[Recorded data]
____

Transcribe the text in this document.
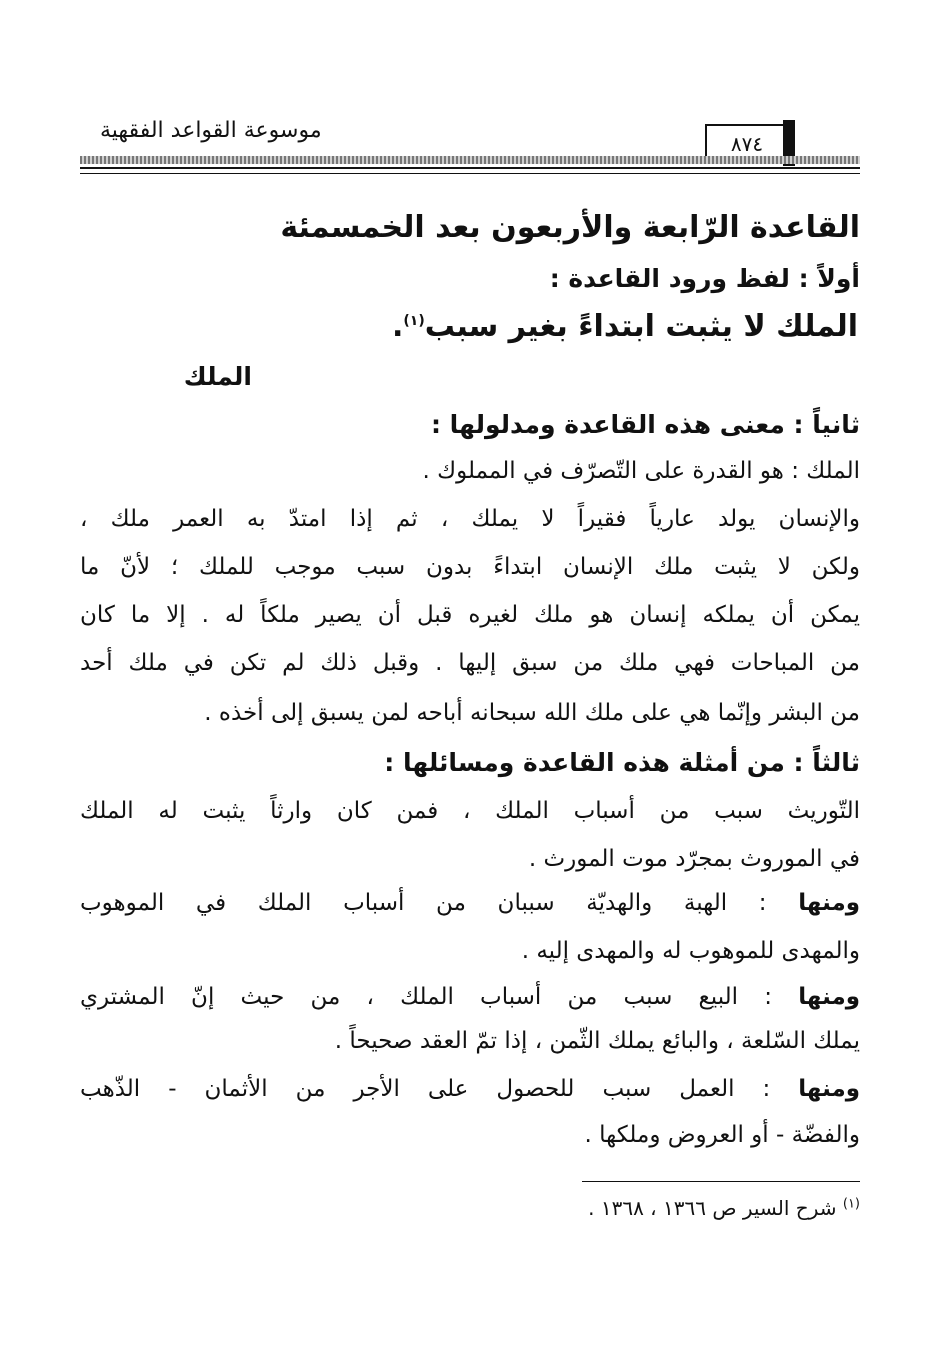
موسوعة القواعد الفقهية
٨٧٤
القاعدة الرّابعة والأربعون بعد الخمسمئة
أولاً : لفظ ورود القاعدة :
الملك لا يثبت ابتداءً بغير سبب$^{(١)}$.
الملك
ثانياً : معنى هذه القاعدة ومدلولها :
الملك : هو القدرة على التّصرّف في المملوك .
والإنسان يولد عارياً فقيراً لا يملك ، ثم إذا امتدّ به العمر ملك ،
ولكن لا يثبت ملك الإنسان ابتداءً بدون سبب موجب للملك ؛ لأنّ ما
يمكن أن يملكه إنسان هو ملك لغيره قبل أن يصير ملكاً له . إلا ما كان
من المباحات فهي ملك من سبق إليها . وقبل ذلك لم تكن في ملك أحد
من البشر وإنّما هي على ملك الله سبحانه أباحه لمن يسبق إلى أخذه .
ثالثاً : من أمثلة هذه القاعدة ومسائلها :
التّوريث سبب من أسباب الملك ، فمن كان وارثاً يثبت له الملك
في الموروث بمجرّد موت المورث .
ومنها : الهبة والهديّة سببان من أسباب الملك في الموهوب
والمهدى للموهوب له والمهدى إليه .
ومنها : البيع سبب من أسباب الملك ، من حيث إنّ المشتري
يملك السّلعة ، والبائع يملك الثّمن ، إذا تمّ العقد صحيحاً .
ومنها : العمل سبب للحصول على الأجر من الأثمان - الذّهب
والفضّة - أو العروض وملكها .
$^{(١)}$ شرح السير ص ١٣٦٦ ، ١٣٦٨ .
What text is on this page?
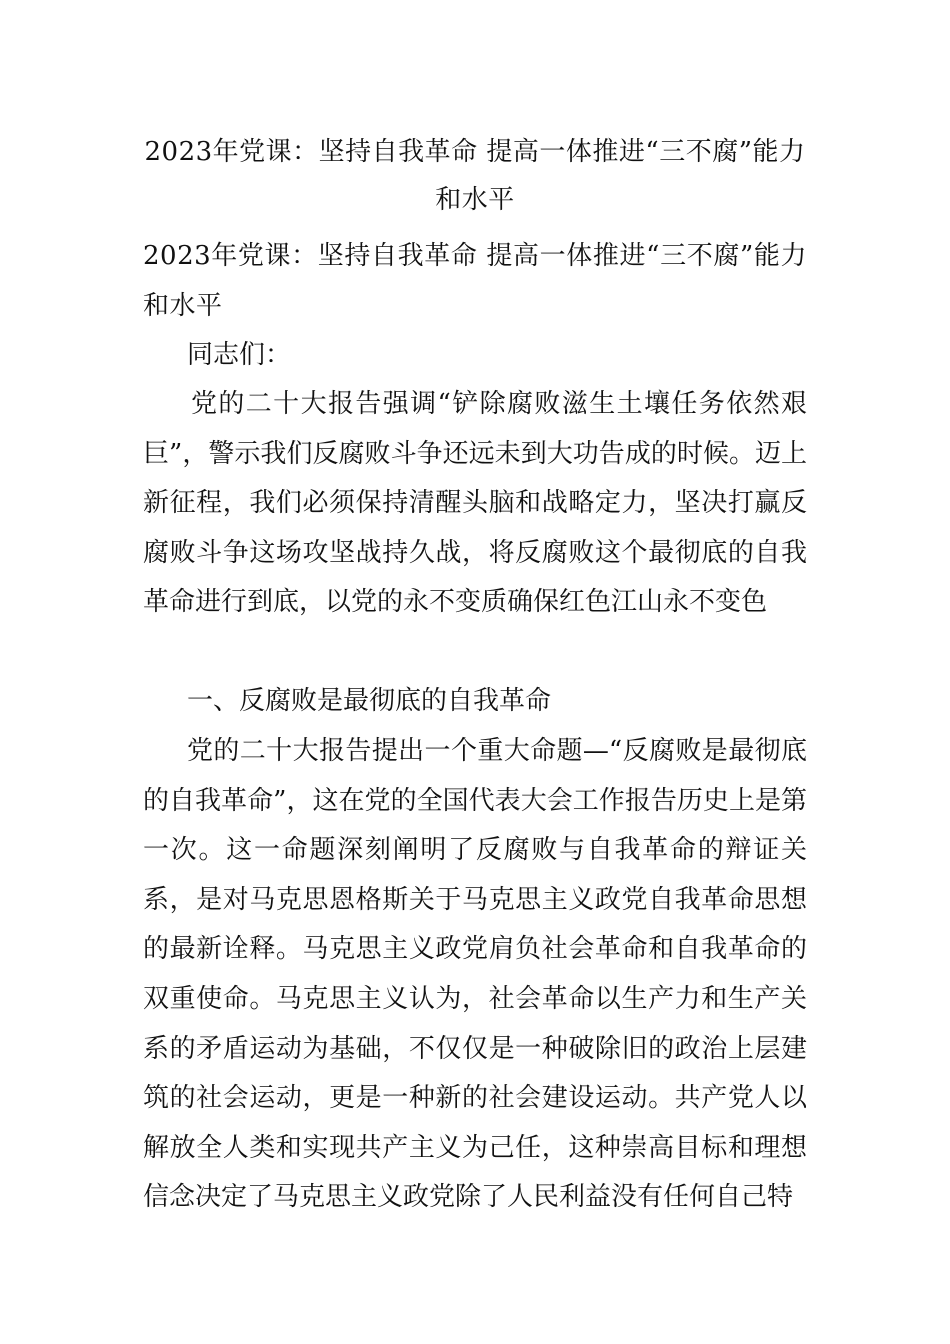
2023年党课：坚持自我革命 提高一体推进“三不腐”能力和水平

2023年党课：坚持自我革命 提高一体推进“三不腐”能力和水平

同志们：

党的二十大报告强调“铲除腐败滋生土壤任务依然艰巨”，警示我们反腐败斗争还远未到大功告成的时候。迈上新征程，我们必须保持清醒头脑和战略定力，坚决打赢反腐败斗争这场攻坚战持久战，将反腐败这个最彻底的自我革命进行到底，以党的永不变质确保红色江山永不变色

一、反腐败是最彻底的自我革命

党的二十大报告提出一个重大命题—“反腐败是最彻底的自我革命”，这在党的全国代表大会工作报告历史上是第一次。这一命题深刻阐明了反腐败与自我革命的辩证关系，是对马克思恩格斯关于马克思主义政党自我革命思想的最新诠释。马克思主义政党肩负社会革命和自我革命的双重使命。马克思主义认为，社会革命以生产力和生产关系的矛盾运动为基础，不仅仅是一种破除旧的政治上层建筑的社会运动，更是一种新的社会建设运动。共产党人以解放全人类和实现共产主义为己任，这种崇高目标和理想信念决定了马克思主义政党除了人民利益没有任何自己特
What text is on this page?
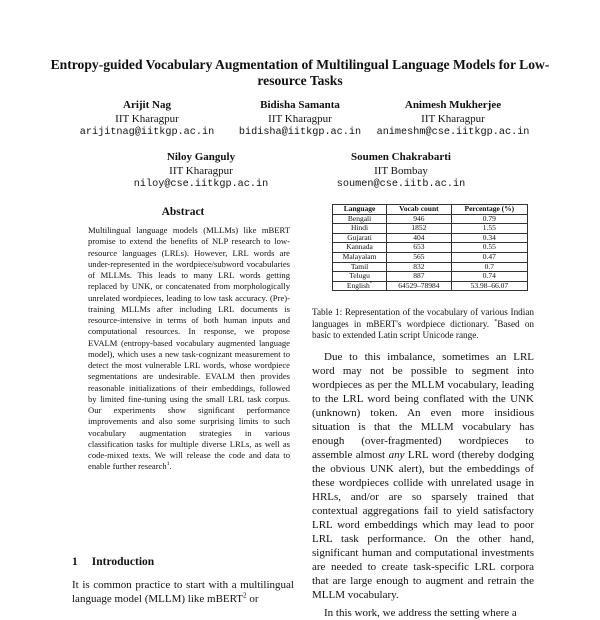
Entropy-guided Vocabulary Augmentation of Multilingual Language Models for Low-resource Tasks
Arijit Nag
IIT Kharagpur
arijitnag@iitkgp.ac.in
Bidisha Samanta
IIT Kharagpur
bidisha@iitkgp.ac.in
Animesh Mukherjee
IIT Kharagpur
animeshm@cse.iitkgp.ac.in
Niloy Ganguly
IIT Kharagpur
niloy@cse.iitkgp.ac.in
Soumen Chakrabarti
IIT Bombay
soumen@cse.iitb.ac.in
Abstract
Multilingual language models (MLLMs) like mBERT promise to extend the benefits of NLP research to low-resource languages (LRLs). However, LRL words are under-represented in the wordpiece/subword vocabularies of MLLMs. This leads to many LRL words getting replaced by UNK, or concatenated from morphologically unrelated wordpieces, leading to low task accuracy. (Pre)-training MLLMs after including LRL documents is resource-intensive in terms of both human inputs and computational resources. In response, we propose EVALM (entropy-based vocabulary augmented language model), which uses a new task-cognizant measurement to detect the most vulnerable LRL words, whose wordpiece segmentations are undesirable. EVALM then provides reasonable initializations of their embeddings, followed by limited fine-tuning using the small LRL task corpus. Our experiments show significant performance improvements and also some surprising limits to such vocabulary augmentation strategies in various classification tasks for multiple diverse LRLs, as well as code-mixed texts. We will release the code and data to enable further research$^1$.
1 Introduction
It is common practice to start with a multilingual language model (MLLM) like mBERT$^2$ or
Language	Vocab count	Percentage (%)
Bengali	946	0.79
Hindi	1852	1.55
Gujarati	404	0.34
Kannada	653	0.55
Malayalam	565	0.47
Tamil	832	0.7
Telugu	887	0.74
English*	64529–78984	53.98–66.07
Table 1: Representation of the vocabulary of various Indian languages in mBERT's wordpiece dictionary. *Based on basic to extended Latin script Unicode range.

Due to this imbalance, sometimes an LRL word may not be possible to segment into wordpieces as per the MLLM vocabulary, leading to the LRL word being conflated with the UNK (unknown) token. An even more insidious situation is that the MLLM vocabulary has enough (over-fragmented) wordpieces to assemble almost any LRL word (thereby dodging the obvious UNK alert), but the embeddings of these wordpieces collide with unrelated usage in HRLs, and/or are so sparsely trained that contextual aggregations fail to yield satisfactory LRL word embeddings which may lead to poor LRL task performance. On the other hand, significant human and computational investments are needed to create task-specific LRL corpora that are large enough to augment and retrain the MLLM vocabulary.

In this work, we address the setting where a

____

* Exercise description
None of the pictures should appear; repeat the records exactly otherwise.

* Solution
Transcribe the text in this document.
موسوعة القواعد الفقهية
٨٧٤
القاعدة الرّابعة والأربعون بعد الخمسمئة
أولاً : لفظ ورود القاعدة :
الملك لا يثبت ابتداءً بغير سبب$^{(١)}$.
الملك
ثانياً : معنى هذه القاعدة ومدلولها :
الملك : هو القدرة على التّصرّف في المملوك .
والإنسان يولد عارياً فقيراً لا يملك ، ثم إذا امتدّ به العمر ملك ،
ولكن لا يثبت ملك الإنسان ابتداءً بدون سبب موجب للملك ؛ لأنّ ما
يمكن أن يملكه إنسان هو ملك لغيره قبل أن يصير ملكاً له . إلا ما كان
من المباحات فهي ملك من سبق إليها . وقبل ذلك لم تكن في ملك أحد
من البشر وإنّما هي على ملك الله سبحانه أباحه لمن يسبق إلى أخذه .
ثالثاً : من أمثلة هذه القاعدة ومسائلها :
التّوريث سبب من أسباب الملك ، فمن كان وارثاً يثبت له الملك
في الموروث بمجرّد موت المورث .
ومنها : الهبة والهديّة سببان من أسباب الملك في الموهوب
والمهدى للموهوب له والمهدى إليه .
ومنها : البيع سبب من أسباب الملك ، من حيث إنّ المشتري
يملك السّلعة ، والبائع يملك الثّمن ، إذا تمّ العقد صحيحاً .
ومنها : العمل سبب للحصول على الأجر من الأثمان - الذّهب
والفضّة - أو العروض وملكها .
$^{(١)}$ شرح السير ص ١٣٦٦ ، ١٣٦٨ .
What text is on this page?
2023年党课：坚持自我革命 提高一体推进“三不腐”能力和水平

2023年党课：坚持自我革命 提高一体推进“三不腐”能力和水平

同志们：

党的二十大报告强调“铲除腐败滋生土壤任务依然艰巨”，警示我们反腐败斗争还远未到大功告成的时候。迈上新征程，我们必须保持清醒头脑和战略定力，坚决打赢反腐败斗争这场攻坚战持久战，将反腐败这个最彻底的自我革命进行到底，以党的永不变质确保红色江山永不变色

一、反腐败是最彻底的自我革命

党的二十大报告提出一个重大命题—“反腐败是最彻底的自我革命”，这在党的全国代表大会工作报告历史上是第一次。这一命题深刻阐明了反腐败与自我革命的辩证关系，是对马克思恩格斯关于马克思主义政党自我革命思想的最新诠释。马克思主义政党肩负社会革命和自我革命的双重使命。马克思主义认为，社会革命以生产力和生产关系的矛盾运动为基础，不仅仅是一种破除旧的政治上层建筑的社会运动，更是一种新的社会建设运动。共产党人以解放全人类和实现共产主义为己任，这种崇高目标和理想信念决定了马克思主义政党除了人民利益没有任何自己特
What text is on this page?
Entropy-guided Vocabulary Augmentation of Multilingual Language Models for Low-resource Tasks
Arijit Nag
IIT Kharagpur
arijitnag@iitkgp.ac.in
Bidisha Samanta
IIT Kharagpur
bidisha@iitkgp.ac.in
Animesh Mukherjee
IIT Kharagpur
animeshm@cse.iitkgp.ac.in
Niloy Ganguly
IIT Kharagpur
niloy@cse.iitkgp.ac.in
Soumen Chakrabarti
IIT Bombay
soumen@cse.iitb.ac.in
Abstract
Multilingual language models (MLLMs) like mBERT promise to extend the benefits of NLP research to low-resource languages (LRLs). However, LRL words are under-represented in the wordpiece/subword vocabularies of MLLMs. This leads to many LRL words getting replaced by UNK, or concatenated from morphologically unrelated wordpieces, leading to low task accuracy. (Pre)-training MLLMs after including LRL documents is resource-intensive in terms of both human inputs and computational resources. In response, we propose EVALM (entropy-based vocabulary augmented language model), which uses a new task-cognizant measurement to detect the most vulnerable LRL words, whose wordpiece segmentations are undesirable. EVALM then provides reasonable initializations of their embeddings, followed by limited fine-tuning using the small LRL task corpus. Our experiments show significant performance improvements and also some surprising limits to such vocabulary augmentation strategies in various classification tasks for multiple diverse LRLs, as well as code-mixed texts. We will release the code and data to enable further research$^1$.
1 Introduction
It is common practice to start with a multilingual language model (MLLM) like mBERT$^2$ or
Language	Vocab count	Percentage (%)
Bengali	946	0.79
Hindi	1852	1.55
Gujarati	404	0.34
Kannada	653	0.55
Malayalam	565	0.47
Tamil	832	0.7
Telugu	887	0.74
English*	64529–78984	53.98–66.07
Table 1: Representation of the vocabulary of various Indian languages in mBERT's wordpiece dictionary. *Based on basic to extended Latin script Unicode range.

Due to this imbalance, sometimes an LRL word may not be possible to segment into wordpieces as per the MLLM vocabulary, leading to the LRL word being conflated with the UNK (unknown) token. An even more insidious situation is that the MLLM vocabulary has enough (over-fragmented) wordpieces to assemble almost any LRL word (thereby dodging the obvious UNK alert), but the embeddings of these wordpieces collide with unrelated usage in HRLs, and/or are so sparsely trained that contextual aggregations fail to yield satisfactory LRL word embeddings which may lead to poor LRL task performance. On the other hand, significant human and computational investments are needed to create task-specific LRL corpora that are large enough to augment and retrain the MLLM vocabulary.

In this work, we address the setting where a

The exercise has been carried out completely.